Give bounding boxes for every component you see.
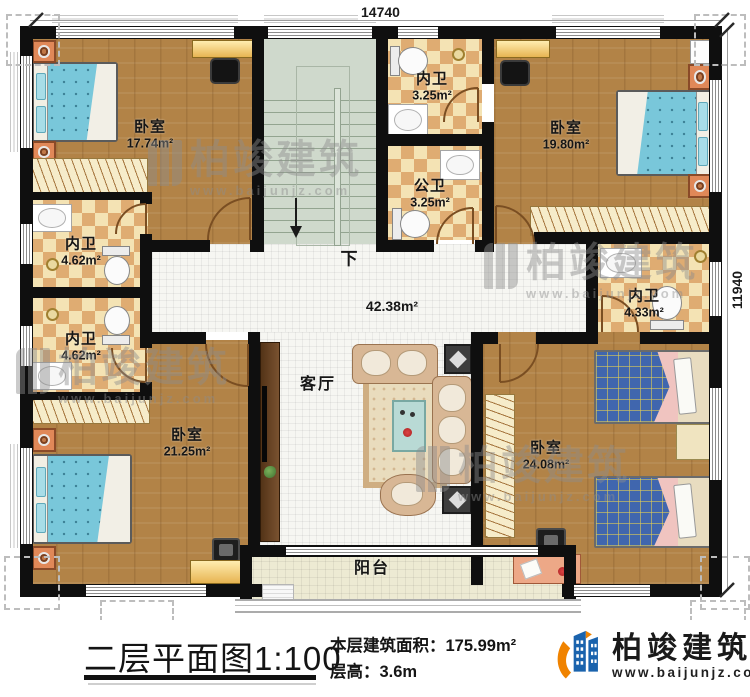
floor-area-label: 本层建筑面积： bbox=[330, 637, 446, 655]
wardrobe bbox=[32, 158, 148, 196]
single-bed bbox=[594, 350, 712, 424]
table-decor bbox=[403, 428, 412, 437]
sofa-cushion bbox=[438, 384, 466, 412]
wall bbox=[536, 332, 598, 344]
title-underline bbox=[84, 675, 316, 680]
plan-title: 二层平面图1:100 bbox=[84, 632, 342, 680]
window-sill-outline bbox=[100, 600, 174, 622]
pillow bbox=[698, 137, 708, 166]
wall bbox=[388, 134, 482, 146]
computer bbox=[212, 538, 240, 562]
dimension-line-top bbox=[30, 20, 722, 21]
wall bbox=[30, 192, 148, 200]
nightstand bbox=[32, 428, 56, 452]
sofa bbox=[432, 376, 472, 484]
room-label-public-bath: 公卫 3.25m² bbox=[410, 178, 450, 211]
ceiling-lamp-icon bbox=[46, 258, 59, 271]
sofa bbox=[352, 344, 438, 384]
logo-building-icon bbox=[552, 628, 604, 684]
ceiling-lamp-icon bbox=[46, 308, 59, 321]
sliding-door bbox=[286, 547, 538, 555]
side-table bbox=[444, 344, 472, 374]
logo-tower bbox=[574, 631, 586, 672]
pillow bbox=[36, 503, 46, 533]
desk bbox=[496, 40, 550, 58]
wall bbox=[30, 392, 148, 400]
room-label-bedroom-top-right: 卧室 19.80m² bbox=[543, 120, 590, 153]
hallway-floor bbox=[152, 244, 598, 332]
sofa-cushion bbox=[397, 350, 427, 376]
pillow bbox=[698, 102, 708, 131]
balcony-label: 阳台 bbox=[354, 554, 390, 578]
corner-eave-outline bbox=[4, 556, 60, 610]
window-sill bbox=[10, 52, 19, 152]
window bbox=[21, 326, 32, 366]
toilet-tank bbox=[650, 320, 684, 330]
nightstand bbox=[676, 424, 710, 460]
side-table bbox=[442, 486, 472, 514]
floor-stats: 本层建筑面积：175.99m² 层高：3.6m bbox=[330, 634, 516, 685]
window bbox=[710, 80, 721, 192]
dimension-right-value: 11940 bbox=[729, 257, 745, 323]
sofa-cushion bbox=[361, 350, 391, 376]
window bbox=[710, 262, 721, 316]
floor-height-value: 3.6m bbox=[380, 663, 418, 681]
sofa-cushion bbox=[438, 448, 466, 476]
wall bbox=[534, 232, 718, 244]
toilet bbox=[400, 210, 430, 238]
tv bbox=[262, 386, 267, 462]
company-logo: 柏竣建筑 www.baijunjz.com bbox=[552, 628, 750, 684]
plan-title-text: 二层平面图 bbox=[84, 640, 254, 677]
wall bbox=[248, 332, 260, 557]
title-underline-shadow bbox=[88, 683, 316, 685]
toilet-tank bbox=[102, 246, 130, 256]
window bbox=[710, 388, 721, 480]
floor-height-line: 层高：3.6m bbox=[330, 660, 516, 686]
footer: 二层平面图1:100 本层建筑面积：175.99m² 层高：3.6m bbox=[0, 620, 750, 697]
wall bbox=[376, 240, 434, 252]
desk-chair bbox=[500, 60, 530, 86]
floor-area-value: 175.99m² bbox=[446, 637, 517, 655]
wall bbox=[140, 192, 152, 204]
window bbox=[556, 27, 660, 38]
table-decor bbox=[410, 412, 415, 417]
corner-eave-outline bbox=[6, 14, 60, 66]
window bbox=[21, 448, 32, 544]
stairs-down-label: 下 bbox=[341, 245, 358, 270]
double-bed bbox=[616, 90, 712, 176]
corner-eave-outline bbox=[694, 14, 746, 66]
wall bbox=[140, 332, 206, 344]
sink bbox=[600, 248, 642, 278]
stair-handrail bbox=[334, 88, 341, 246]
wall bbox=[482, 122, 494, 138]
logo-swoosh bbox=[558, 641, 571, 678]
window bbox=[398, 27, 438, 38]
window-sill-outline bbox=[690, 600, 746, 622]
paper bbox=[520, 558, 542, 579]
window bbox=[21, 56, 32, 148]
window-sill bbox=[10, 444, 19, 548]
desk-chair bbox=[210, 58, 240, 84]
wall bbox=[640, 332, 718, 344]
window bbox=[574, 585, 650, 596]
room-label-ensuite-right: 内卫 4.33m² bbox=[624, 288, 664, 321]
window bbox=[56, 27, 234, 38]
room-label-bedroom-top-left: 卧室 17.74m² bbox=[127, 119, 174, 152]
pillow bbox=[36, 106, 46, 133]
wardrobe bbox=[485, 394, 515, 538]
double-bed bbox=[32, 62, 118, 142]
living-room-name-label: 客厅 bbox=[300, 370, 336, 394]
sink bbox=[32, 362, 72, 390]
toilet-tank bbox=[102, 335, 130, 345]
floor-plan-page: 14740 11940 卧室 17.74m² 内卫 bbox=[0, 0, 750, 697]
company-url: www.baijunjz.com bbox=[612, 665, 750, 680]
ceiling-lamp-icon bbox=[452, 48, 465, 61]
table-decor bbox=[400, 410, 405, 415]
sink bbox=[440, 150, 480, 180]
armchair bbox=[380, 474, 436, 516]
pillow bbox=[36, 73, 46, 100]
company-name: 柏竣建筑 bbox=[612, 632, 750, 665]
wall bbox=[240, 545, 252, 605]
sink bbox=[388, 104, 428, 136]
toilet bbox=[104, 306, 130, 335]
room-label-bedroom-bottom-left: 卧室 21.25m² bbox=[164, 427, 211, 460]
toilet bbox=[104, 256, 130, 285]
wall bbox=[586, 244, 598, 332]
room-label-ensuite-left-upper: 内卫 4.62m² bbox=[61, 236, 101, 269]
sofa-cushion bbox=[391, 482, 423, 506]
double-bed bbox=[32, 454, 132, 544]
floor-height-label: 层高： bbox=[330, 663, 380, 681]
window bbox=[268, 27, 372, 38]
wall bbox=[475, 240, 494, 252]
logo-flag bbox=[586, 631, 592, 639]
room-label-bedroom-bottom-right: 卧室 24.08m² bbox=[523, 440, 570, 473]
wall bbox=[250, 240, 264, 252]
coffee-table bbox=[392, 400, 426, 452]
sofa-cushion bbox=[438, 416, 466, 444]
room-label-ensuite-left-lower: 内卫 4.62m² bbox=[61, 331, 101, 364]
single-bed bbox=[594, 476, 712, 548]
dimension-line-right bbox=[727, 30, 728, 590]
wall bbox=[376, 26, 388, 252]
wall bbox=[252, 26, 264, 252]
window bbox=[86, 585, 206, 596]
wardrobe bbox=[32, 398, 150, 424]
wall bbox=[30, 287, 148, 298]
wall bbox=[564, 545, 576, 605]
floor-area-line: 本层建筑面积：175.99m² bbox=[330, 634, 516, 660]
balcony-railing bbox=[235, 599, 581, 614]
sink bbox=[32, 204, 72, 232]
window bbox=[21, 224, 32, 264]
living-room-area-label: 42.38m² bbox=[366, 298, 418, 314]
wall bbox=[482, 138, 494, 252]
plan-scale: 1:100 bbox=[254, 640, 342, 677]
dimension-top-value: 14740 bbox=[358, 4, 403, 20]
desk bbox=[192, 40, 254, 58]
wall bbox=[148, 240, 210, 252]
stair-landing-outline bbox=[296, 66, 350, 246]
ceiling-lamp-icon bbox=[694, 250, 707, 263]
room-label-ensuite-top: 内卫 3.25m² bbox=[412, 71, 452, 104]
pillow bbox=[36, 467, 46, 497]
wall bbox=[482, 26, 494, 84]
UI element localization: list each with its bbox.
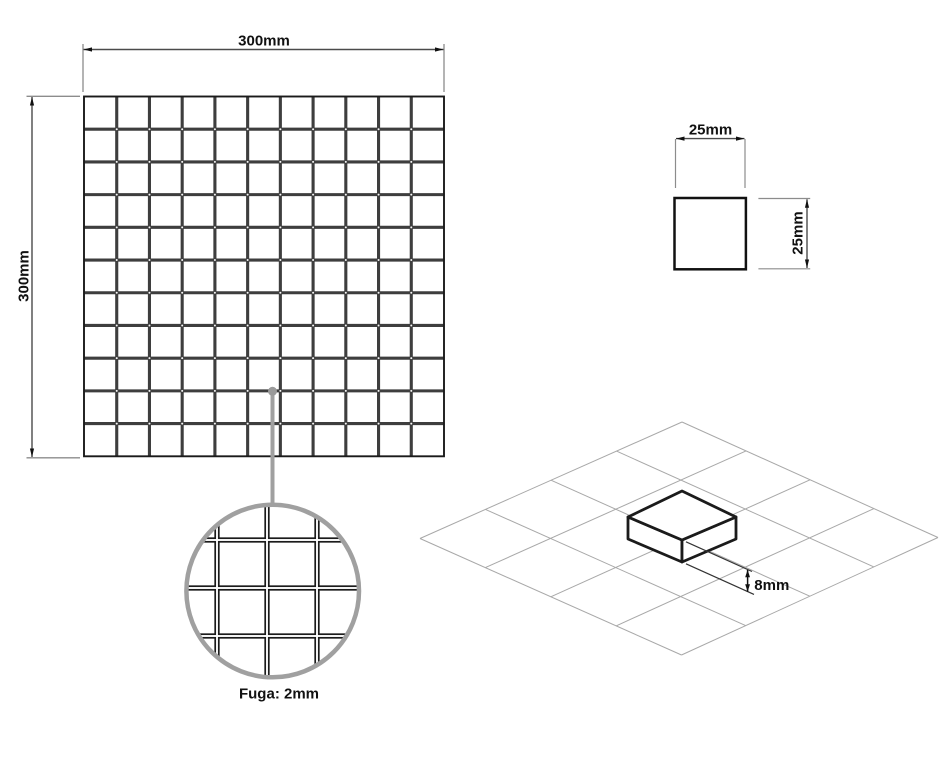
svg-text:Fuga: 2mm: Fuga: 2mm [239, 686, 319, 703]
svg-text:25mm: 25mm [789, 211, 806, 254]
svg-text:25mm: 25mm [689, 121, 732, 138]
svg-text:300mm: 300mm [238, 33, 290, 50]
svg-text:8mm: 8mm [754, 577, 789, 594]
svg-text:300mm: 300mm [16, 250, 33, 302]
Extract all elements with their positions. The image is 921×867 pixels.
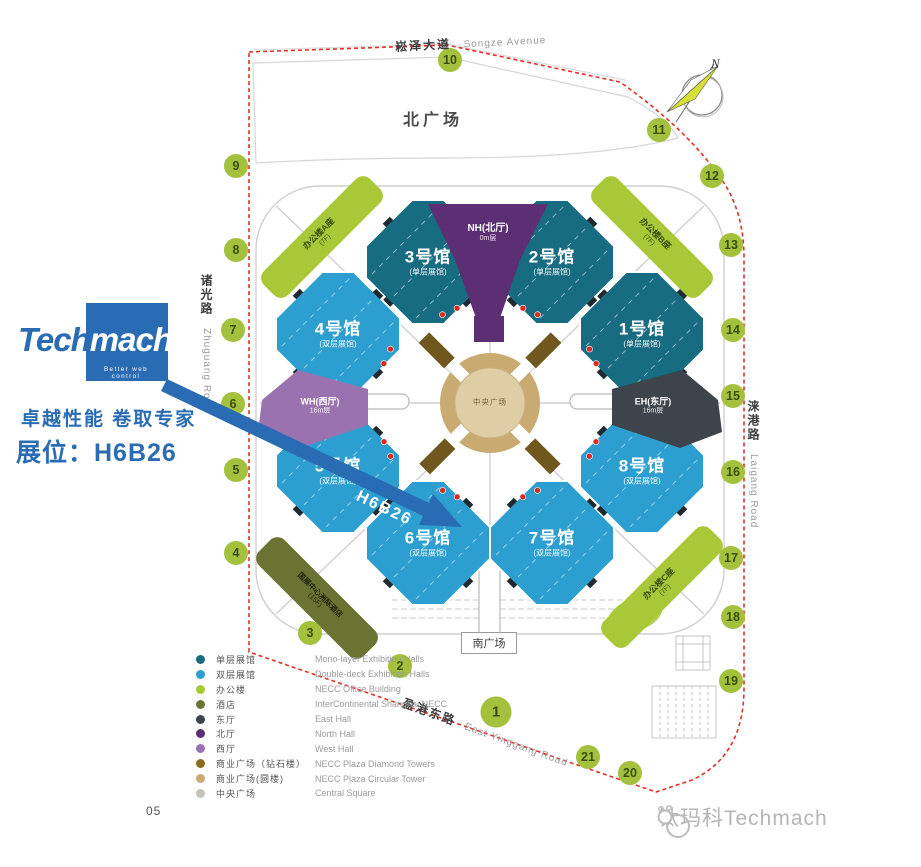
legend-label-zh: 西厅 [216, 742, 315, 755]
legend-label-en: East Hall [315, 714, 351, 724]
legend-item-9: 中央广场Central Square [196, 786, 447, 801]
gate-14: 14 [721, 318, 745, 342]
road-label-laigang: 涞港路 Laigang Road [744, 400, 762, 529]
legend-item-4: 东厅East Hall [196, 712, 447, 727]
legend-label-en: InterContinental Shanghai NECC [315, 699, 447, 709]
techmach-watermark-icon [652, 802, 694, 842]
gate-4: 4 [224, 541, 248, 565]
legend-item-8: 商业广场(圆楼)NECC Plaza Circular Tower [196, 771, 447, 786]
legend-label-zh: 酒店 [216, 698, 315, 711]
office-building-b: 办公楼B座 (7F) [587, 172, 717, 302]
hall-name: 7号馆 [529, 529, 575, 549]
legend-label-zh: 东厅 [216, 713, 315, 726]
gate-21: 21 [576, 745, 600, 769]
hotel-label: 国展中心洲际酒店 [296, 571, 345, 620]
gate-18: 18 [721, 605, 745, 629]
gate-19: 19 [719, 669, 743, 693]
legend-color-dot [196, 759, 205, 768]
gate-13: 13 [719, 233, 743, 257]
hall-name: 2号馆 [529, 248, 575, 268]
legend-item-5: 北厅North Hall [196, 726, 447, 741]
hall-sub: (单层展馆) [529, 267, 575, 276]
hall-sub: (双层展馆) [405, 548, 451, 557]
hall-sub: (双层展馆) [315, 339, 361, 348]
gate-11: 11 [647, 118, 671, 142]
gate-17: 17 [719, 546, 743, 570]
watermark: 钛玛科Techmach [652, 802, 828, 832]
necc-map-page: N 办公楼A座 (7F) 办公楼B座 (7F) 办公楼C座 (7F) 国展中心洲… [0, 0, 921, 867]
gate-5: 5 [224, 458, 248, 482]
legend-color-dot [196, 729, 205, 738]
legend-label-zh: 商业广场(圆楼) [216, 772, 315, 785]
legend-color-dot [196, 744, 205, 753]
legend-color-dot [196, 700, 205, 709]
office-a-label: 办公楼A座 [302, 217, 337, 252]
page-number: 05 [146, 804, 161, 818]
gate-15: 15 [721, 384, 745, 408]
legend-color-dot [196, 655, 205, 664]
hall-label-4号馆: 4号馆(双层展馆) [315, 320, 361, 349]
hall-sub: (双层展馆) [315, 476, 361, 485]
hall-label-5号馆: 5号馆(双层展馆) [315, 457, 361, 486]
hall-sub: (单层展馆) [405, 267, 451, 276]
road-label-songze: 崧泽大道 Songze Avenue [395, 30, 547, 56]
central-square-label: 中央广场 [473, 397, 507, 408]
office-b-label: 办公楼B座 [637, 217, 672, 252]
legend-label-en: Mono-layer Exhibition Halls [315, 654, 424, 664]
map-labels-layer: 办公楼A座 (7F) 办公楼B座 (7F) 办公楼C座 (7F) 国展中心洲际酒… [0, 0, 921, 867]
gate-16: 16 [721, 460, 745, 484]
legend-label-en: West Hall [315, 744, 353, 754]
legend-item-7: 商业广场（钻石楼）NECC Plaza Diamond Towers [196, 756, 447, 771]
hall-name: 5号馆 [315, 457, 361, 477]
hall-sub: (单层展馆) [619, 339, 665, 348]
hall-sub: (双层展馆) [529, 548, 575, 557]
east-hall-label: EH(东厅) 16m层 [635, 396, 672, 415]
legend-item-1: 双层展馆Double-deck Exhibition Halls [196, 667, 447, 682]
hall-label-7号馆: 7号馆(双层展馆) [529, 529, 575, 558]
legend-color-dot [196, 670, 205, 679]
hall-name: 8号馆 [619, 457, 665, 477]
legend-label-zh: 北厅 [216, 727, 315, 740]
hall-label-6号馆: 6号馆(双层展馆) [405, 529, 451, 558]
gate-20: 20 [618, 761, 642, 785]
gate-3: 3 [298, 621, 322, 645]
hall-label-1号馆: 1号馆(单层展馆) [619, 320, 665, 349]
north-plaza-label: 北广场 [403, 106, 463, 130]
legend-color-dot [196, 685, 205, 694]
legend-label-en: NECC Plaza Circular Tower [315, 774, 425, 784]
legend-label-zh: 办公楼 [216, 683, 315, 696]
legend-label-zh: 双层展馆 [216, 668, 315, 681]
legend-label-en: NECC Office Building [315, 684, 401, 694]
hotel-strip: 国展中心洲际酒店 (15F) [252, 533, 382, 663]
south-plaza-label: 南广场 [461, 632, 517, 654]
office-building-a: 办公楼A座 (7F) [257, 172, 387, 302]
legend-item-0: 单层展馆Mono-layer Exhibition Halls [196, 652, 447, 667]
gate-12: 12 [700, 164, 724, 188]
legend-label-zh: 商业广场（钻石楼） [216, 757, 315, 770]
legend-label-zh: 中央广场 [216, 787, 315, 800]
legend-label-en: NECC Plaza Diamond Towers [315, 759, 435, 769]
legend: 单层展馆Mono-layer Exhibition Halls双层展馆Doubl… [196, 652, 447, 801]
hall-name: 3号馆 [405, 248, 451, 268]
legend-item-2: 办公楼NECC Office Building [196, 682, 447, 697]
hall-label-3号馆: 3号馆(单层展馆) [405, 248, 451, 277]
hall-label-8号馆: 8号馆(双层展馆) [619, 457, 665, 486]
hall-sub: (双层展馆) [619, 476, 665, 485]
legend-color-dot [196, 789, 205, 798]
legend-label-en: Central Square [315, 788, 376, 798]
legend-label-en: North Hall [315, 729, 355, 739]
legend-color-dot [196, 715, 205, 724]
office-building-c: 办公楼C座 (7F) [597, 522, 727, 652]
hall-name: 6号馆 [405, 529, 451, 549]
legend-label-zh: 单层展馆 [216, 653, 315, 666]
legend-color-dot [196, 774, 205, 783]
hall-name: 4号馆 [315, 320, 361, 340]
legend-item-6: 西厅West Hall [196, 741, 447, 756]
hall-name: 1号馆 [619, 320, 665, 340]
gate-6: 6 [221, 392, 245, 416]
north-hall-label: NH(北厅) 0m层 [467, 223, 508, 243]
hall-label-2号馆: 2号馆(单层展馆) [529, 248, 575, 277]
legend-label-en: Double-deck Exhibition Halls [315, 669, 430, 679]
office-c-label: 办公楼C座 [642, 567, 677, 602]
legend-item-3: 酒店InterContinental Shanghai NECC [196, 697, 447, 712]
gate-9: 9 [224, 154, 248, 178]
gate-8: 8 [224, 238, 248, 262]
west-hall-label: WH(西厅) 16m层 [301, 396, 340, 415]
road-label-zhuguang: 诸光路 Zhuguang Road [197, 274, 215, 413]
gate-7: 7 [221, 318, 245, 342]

※

▸ **Wat te doen**:
Herhaal letterlijk de regels van de regel met "legend-label-zh: 西厅 [216, 742, 315, 755]" tot en met de regel met "page-number: 05 [146, 804, 161, 818]".

▸ **Het antwoord**:
legend-label-zh: 西厅 [216, 742, 315, 755]
legend-label-en: East Hall [315, 714, 351, 724]
legend-item-9: 中央广场Central Square [196, 786, 447, 801]
gate-14: 14 [721, 318, 745, 342]
road-label-laigang: 涞港路 Laigang Road [744, 400, 762, 529]
legend-item-4: 东厅East Hall [196, 712, 447, 727]
legend-label-en: InterContinental Shanghai NECC [315, 699, 447, 709]
techmach-watermark-icon [652, 802, 694, 842]
gate-4: 4 [224, 541, 248, 565]
legend-item-8: 商业广场(圆楼)NECC Plaza Circular Tower [196, 771, 447, 786]
legend-label-zh: 酒店 [216, 698, 315, 711]
office-building-b: 办公楼B座 (7F) [587, 172, 717, 302]
hall-name: 7号馆 [529, 529, 575, 549]
legend-label-zh: 东厅 [216, 713, 315, 726]
gate-21: 21 [576, 745, 600, 769]
hotel-label: 国展中心洲际酒店 [296, 571, 345, 620]
gate-18: 18 [721, 605, 745, 629]
gate-19: 19 [719, 669, 743, 693]
legend-color-dot [196, 759, 205, 768]
gate-13: 13 [719, 233, 743, 257]
hall-name: 2号馆 [529, 248, 575, 268]
legend-item-5: 北厅North Hall [196, 726, 447, 741]
hall-sub: (单层展馆) [529, 267, 575, 276]
hall-sub: (双层展馆) [405, 548, 451, 557]
hall-sub: (双层展馆) [315, 339, 361, 348]
gate-11: 11 [647, 118, 671, 142]
gate-17: 17 [719, 546, 743, 570]
watermark: 钛玛科Techmach [652, 802, 828, 832]
necc-map-page: N 办公楼A座 (7F) 办公楼B座 (7F) 办公楼C座 (7F) 国展中心洲… [0, 0, 921, 867]
gate-5: 5 [224, 458, 248, 482]
legend-color-dot [196, 729, 205, 738]
legend-label-zh: 商业广场(圆楼) [216, 772, 315, 785]
legend-color-dot [196, 744, 205, 753]
legend-color-dot [196, 700, 205, 709]
office-a-label: 办公楼A座 [302, 217, 337, 252]
page-number: 05 [146, 804, 161, 818]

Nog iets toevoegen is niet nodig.